Il y a parmi ces gens-là une bonne camaraderie qui n'estompe pas les oppositions de style et de tempérament dans ce CAF des Alpes. Le groupe n° 1 rassemble les plus actifs. Ils courent plus qu'ils ne marchent, avec quelques rares pauses (aux yeux de certains ils ne prennent même pas le temps de "pisser"). Ils n'acceptent pas que l'un des leurs lambine, le rappellent à l'ordre ou lui conseillent de s'intégrer à un groupe moins diligent. Dans le groupe n° 3, on a affaire à des bons marcheurs qui entendent garder leur quant-à-soi. Au printemps, il leur arrive de ne pas quitter leur domicile malgré l'annonce d'une journée radieuse, préférant prodiguer leurs soins à leur jardin. Durant l'hiver, je les aperçois aux alentours de 6 heures du matin en train d'attendre leur car dans le froid et la nuit. De retour, ils se dispersent avec un équipement d'autrefois. Au milieu de la foule, ils se reconnaissent à leur accoutrement, à une canne, à leur sac, à une allure altière. Parfois il a plu, il a neigé. Je les admire pour leur ténacité, leur volonté de faire front à l'âge et d'apporter une touche originale à une ville tentée de se replier dans la grisaille. Plus tard, en mai, ils rapportent des brassées de fleurs, leurs regards portent au-delà des immeubles jusqu'à ces montagnes auxquelles ils rendront visite le jeudi suivant.

---

Le problème:
Selon l'extrait sur le CAF des Alpes, que préfèrent faire, s'il vous plaît, les marcheurs du groupe n° 3 certains jours de printemps annoncés radieux ?

Informations affichées:
---

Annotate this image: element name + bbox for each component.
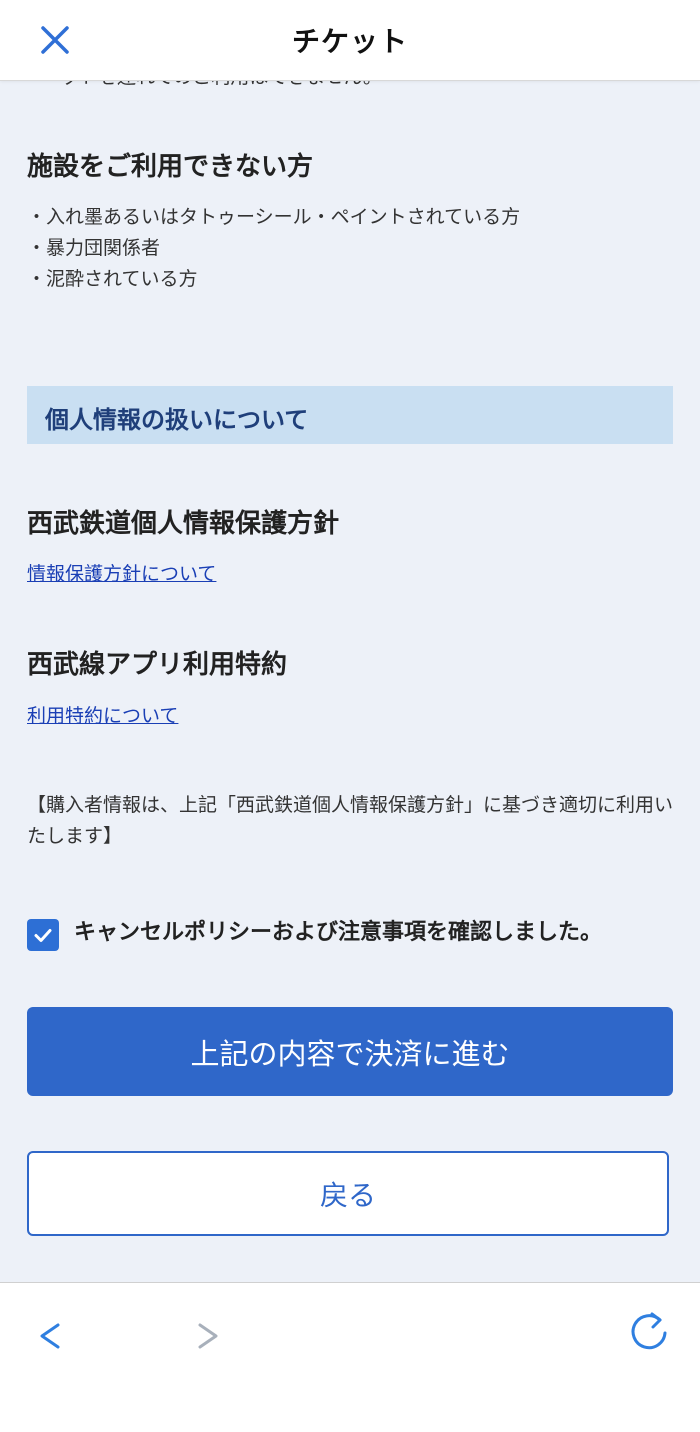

---

Bonne réponse:
Ils restent chez eux pour prodiguer leurs soins à leur jardin.